**Written problem:** Leave out the pictures, then reproduce the rest of the material exactly.

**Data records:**
═══
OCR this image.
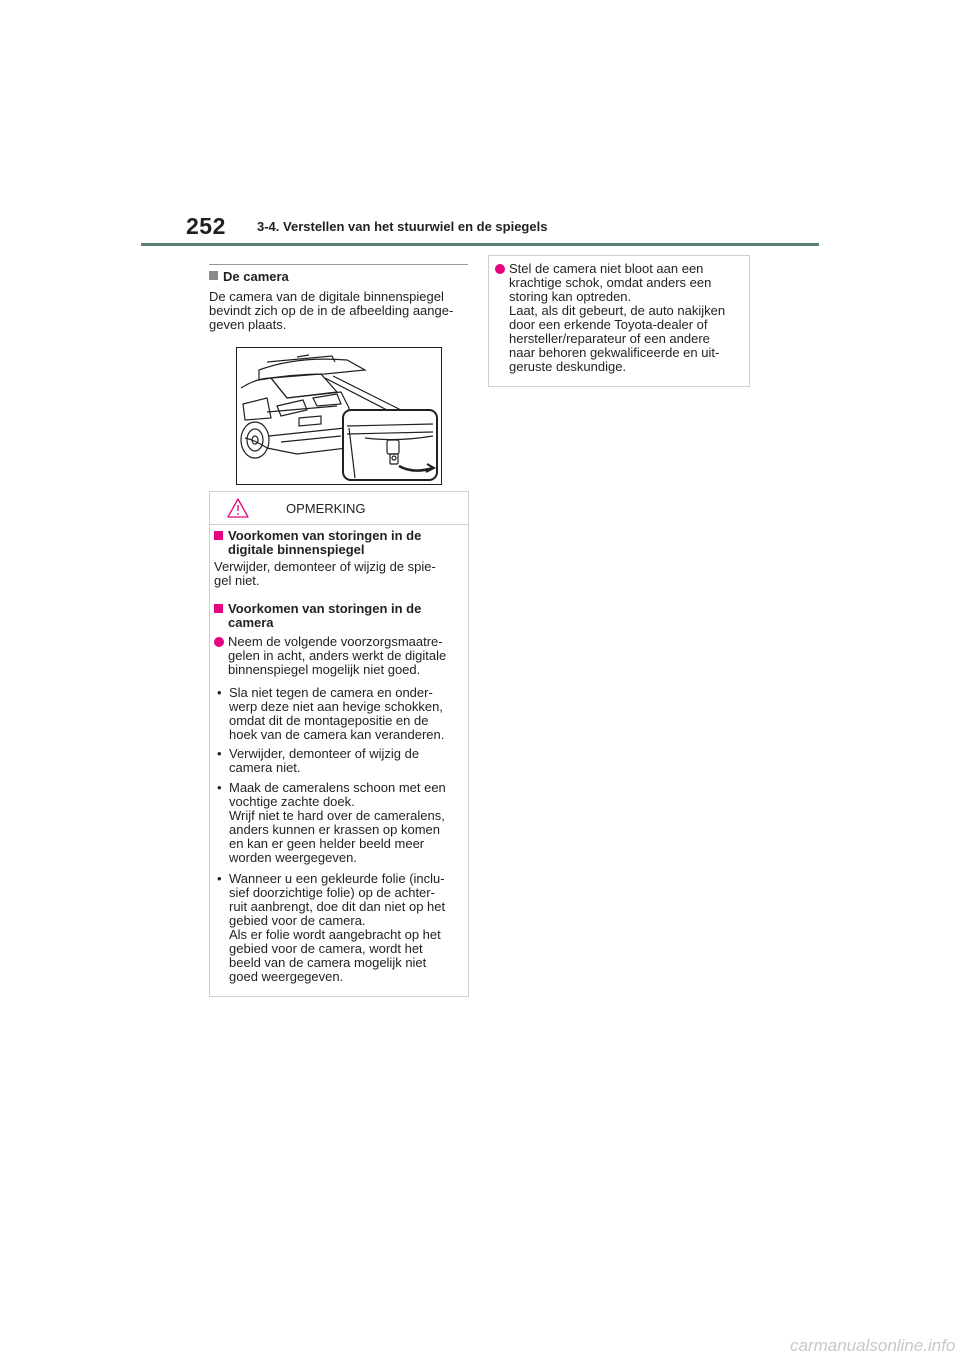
252 3-4. Verstellen van het stuurwiel en de spiegels
De camera
De camera van de digitale binnenspiegel
bevindt zich op de in de afbeelding aange-
geven plaats.
OPMERKING
Voorkomen van storingen in de
digitale binnenspiegel
Verwijder, demonteer of wijzig de spie-
gel niet.
Voorkomen van storingen in de
camera
Neem de volgende voorzorgsmaatre-
gelen in acht, anders werkt de digitale
binnenspiegel mogelijk niet goed.
• Sla niet tegen de camera en onder-
werp deze niet aan hevige schokken,
omdat dit de montagepositie en de
hoek van de camera kan veranderen.
• Verwijder, demonteer of wijzig de
camera niet.
• Maak de cameralens schoon met een
vochtige zachte doek.
Wrijf niet te hard over de cameralens,
anders kunnen er krassen op komen
en kan er geen helder beeld meer
worden weergegeven.
• Wanneer u een gekleurde folie (inclu-
sief doorzichtige folie) op de achter-
ruit aanbrengt, doe dit dan niet op het
gebied voor de camera.
Als er folie wordt aangebracht op het
gebied voor de camera, wordt het
beeld van de camera mogelijk niet
goed weergegeven.
Stel de camera niet bloot aan een
krachtige schok, omdat anders een
storing kan optreden.
Laat, als dit gebeurt, de auto nakijken
door een erkende Toyota-dealer of
hersteller/reparateur of een andere
naar behoren gekwalificeerde en uit-
geruste deskundige.
carmanualsonline.info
═══
**Written solution:**
OCR this image.
252 3-4. Verstellen van het stuurwiel en de spiegels
De camera
De camera van de digitale binnenspiegel
bevindt zich op de in de afbeelding aange-
geven plaats.
OPMERKING
Voorkomen van storingen in de
digitale binnenspiegel
Verwijder, demonteer of wijzig de spie-
gel niet.
Voorkomen van storingen in de
camera
Neem de volgende voorzorgsmaatre-
gelen in acht, anders werkt de digitale
binnenspiegel mogelijk niet goed.
• Sla niet tegen de camera en onder-
werp deze niet aan hevige schokken,
omdat dit de montagepositie en de
hoek van de camera kan veranderen.
• Verwijder, demonteer of wijzig de
camera niet.
• Maak de cameralens schoon met een
vochtige zachte doek.
Wrijf niet te hard over de cameralens,
anders kunnen er krassen op komen
en kan er geen helder beeld meer
worden weergegeven.
• Wanneer u een gekleurde folie (inclu-
sief doorzichtige folie) op de achter-
ruit aanbrengt, doe dit dan niet op het
gebied voor de camera.
Als er folie wordt aangebracht op het
gebied voor de camera, wordt het
beeld van de camera mogelijk niet
goed weergegeven.
Stel de camera niet bloot aan een
krachtige schok, omdat anders een
storing kan optreden.
Laat, als dit gebeurt, de auto nakijken
door een erkende Toyota-dealer of
hersteller/reparateur of een andere
naar behoren gekwalificeerde en uit-
geruste deskundige.
carmanualsonline.info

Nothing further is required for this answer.